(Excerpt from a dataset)
• • • • •

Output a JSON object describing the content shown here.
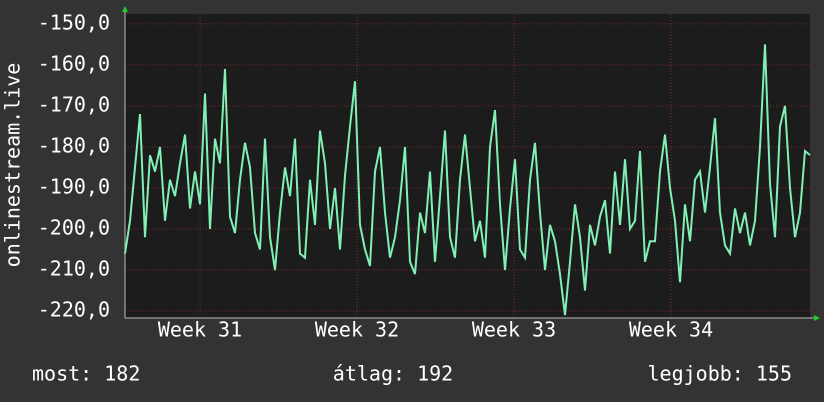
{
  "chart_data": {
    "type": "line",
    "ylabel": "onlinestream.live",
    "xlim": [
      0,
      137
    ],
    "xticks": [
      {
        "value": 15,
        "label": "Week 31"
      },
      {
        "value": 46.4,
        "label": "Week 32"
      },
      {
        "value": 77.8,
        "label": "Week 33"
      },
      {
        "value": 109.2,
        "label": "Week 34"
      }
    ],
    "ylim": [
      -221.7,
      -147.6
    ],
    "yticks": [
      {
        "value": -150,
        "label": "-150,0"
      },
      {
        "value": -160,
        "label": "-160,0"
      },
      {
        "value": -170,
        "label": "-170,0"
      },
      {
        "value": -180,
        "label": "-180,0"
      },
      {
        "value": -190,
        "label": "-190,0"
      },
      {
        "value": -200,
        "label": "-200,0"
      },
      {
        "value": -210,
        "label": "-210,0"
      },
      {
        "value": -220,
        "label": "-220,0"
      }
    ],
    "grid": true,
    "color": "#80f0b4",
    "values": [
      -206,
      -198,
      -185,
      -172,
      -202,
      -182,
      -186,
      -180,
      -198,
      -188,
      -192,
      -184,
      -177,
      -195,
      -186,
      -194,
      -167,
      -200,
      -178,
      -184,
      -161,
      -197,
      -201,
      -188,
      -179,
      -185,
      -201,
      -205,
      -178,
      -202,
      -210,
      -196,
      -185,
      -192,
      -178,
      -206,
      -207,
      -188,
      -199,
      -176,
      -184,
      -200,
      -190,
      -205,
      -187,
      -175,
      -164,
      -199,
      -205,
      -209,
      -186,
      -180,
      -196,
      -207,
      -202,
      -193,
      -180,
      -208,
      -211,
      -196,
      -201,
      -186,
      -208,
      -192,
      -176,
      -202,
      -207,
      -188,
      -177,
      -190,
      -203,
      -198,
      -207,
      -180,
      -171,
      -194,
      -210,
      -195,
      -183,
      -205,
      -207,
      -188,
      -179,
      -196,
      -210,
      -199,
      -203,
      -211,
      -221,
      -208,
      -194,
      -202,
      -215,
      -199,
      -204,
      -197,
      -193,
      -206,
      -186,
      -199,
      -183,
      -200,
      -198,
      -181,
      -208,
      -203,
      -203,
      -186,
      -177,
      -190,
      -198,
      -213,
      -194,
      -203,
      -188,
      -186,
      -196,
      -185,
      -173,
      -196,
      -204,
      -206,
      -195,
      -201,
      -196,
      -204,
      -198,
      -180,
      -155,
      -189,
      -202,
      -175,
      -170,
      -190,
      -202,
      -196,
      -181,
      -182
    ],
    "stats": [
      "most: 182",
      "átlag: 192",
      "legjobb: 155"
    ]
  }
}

• • • • •

# Challenge
Of all the lines above, how many contain the word "Week"? Answer with only the number.

# Written response
4